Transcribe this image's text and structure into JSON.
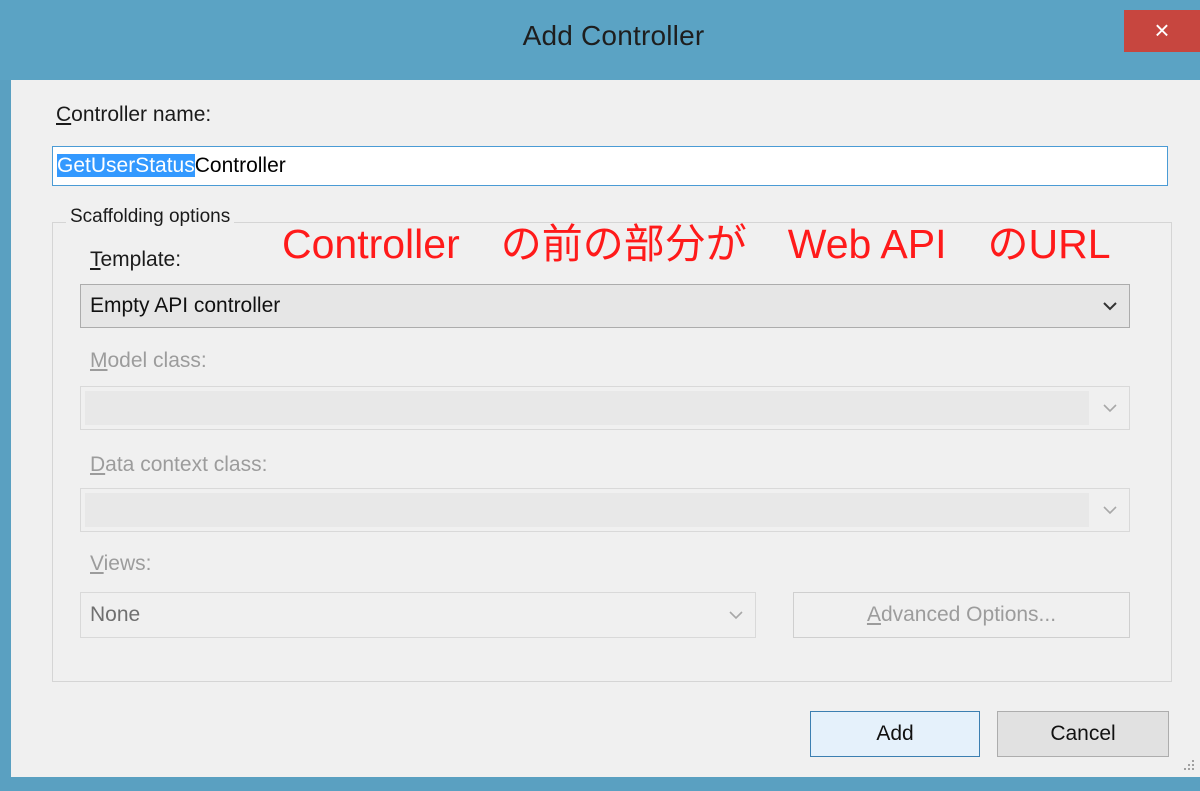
{
  "window": {
    "title": "Add Controller",
    "close_glyph": "×"
  },
  "controller_name": {
    "label_underlined": "C",
    "label_rest": "ontroller name:",
    "value_selected": "GetUserStatus",
    "value_rest": "Controller"
  },
  "scaffolding": {
    "group_title": "Scaffolding options",
    "template": {
      "label_underlined": "T",
      "label_rest": "emplate:",
      "value": "Empty API controller"
    },
    "model_class": {
      "label_underlined": "M",
      "label_rest": "odel class:",
      "value": ""
    },
    "data_context_class": {
      "label_underlined": "D",
      "label_rest": "ata context class:",
      "value": ""
    },
    "views": {
      "label_underlined": "V",
      "label_rest": "iews:",
      "value": "None"
    },
    "advanced_button": {
      "label_underlined": "A",
      "label_rest": "dvanced Options..."
    }
  },
  "annotation": "Controller　の前の部分が　Web API　のURL",
  "buttons": {
    "add": "Add",
    "cancel": "Cancel"
  },
  "colors": {
    "titlebar": "#5ba3c4",
    "close_button": "#c7463f",
    "annotation": "#ff1a1a",
    "selection": "#3399ff"
  },
  "icons": [
    "close-icon",
    "chevron-down-icon",
    "resize-grip-icon"
  ]
}
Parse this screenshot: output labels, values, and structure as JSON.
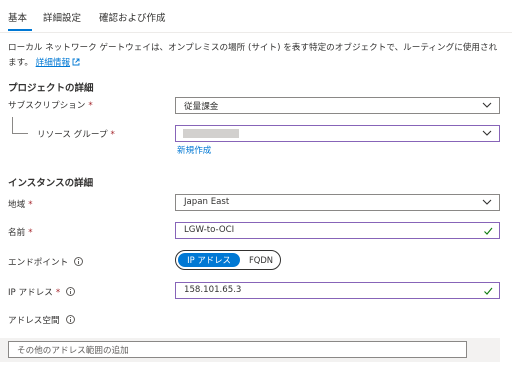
{
  "tabs": [
    {
      "label": "基本",
      "active": true
    },
    {
      "label": "詳細設定",
      "active": false
    },
    {
      "label": "確認および作成",
      "active": false
    }
  ],
  "description": {
    "text": "ローカル ネットワーク ゲートウェイは、オンプレミスの場所 (サイト) を表す特定のオブジェクトで、ルーティングに使用されます。",
    "link": "詳細情報"
  },
  "project": {
    "title": "プロジェクトの詳細",
    "subscription_label": "サブスクリプション",
    "subscription_value": "従量課金",
    "resource_group_label": "リソース グループ",
    "resource_group_value": "",
    "create_new": "新規作成"
  },
  "instance": {
    "title": "インスタンスの詳細",
    "region_label": "地域",
    "region_value": "Japan East",
    "name_label": "名前",
    "name_value": "LGW-to-OCI",
    "endpoint_label": "エンドポイント",
    "endpoint_options": [
      "IP アドレス",
      "FQDN"
    ],
    "endpoint_selected": "IP アドレス",
    "ip_label": "IP アドレス",
    "ip_value": "158.101.65.3",
    "address_space_label": "アドレス空間",
    "address_space_placeholder": "その他のアドレス範囲の追加"
  },
  "required_marker": "*",
  "colors": {
    "accent": "#0078d4",
    "required": "#a4262c",
    "valid_check": "#107c10",
    "focus_border": "#8764b8"
  }
}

PROBLEM TO SOLVE => Write out all the entries again, word for word, and print no images.

THE RESULT =>
Transcribe this image's text and structure into JSON.
{
  "window": {
    "title": "Add Controller",
    "close_glyph": "×"
  },
  "controller_name": {
    "label_underlined": "C",
    "label_rest": "ontroller name:",
    "value_selected": "GetUserStatus",
    "value_rest": "Controller"
  },
  "scaffolding": {
    "group_title": "Scaffolding options",
    "template": {
      "label_underlined": "T",
      "label_rest": "emplate:",
      "value": "Empty API controller"
    },
    "model_class": {
      "label_underlined": "M",
      "label_rest": "odel class:",
      "value": ""
    },
    "data_context_class": {
      "label_underlined": "D",
      "label_rest": "ata context class:",
      "value": ""
    },
    "views": {
      "label_underlined": "V",
      "label_rest": "iews:",
      "value": "None"
    },
    "advanced_button": {
      "label_underlined": "A",
      "label_rest": "dvanced Options..."
    }
  },
  "annotation": "Controller　の前の部分が　Web API　のURL",
  "buttons": {
    "add": "Add",
    "cancel": "Cancel"
  },
  "colors": {
    "titlebar": "#5ba3c4",
    "close_button": "#c7463f",
    "annotation": "#ff1a1a",
    "selection": "#3399ff"
  },
  "icons": [
    "close-icon",
    "chevron-down-icon",
    "resize-grip-icon"
  ]
}
Parse this screenshot: output labels, values, and structure as JSON.
{
  "tabs": [
    {
      "label": "基本",
      "active": true
    },
    {
      "label": "詳細設定",
      "active": false
    },
    {
      "label": "確認および作成",
      "active": false
    }
  ],
  "description": {
    "text": "ローカル ネットワーク ゲートウェイは、オンプレミスの場所 (サイト) を表す特定のオブジェクトで、ルーティングに使用されます。",
    "link": "詳細情報"
  },
  "project": {
    "title": "プロジェクトの詳細",
    "subscription_label": "サブスクリプション",
    "subscription_value": "従量課金",
    "resource_group_label": "リソース グループ",
    "resource_group_value": "",
    "create_new": "新規作成"
  },
  "instance": {
    "title": "インスタンスの詳細",
    "region_label": "地域",
    "region_value": "Japan East",
    "name_label": "名前",
    "name_value": "LGW-to-OCI",
    "endpoint_label": "エンドポイント",
    "endpoint_options": [
      "IP アドレス",
      "FQDN"
    ],
    "endpoint_selected": "IP アドレス",
    "ip_label": "IP アドレス",
    "ip_value": "158.101.65.3",
    "address_space_label": "アドレス空間",
    "address_space_placeholder": "その他のアドレス範囲の追加"
  },
  "required_marker": "*",
  "colors": {
    "accent": "#0078d4",
    "required": "#a4262c",
    "valid_check": "#107c10",
    "focus_border": "#8764b8"
  }
}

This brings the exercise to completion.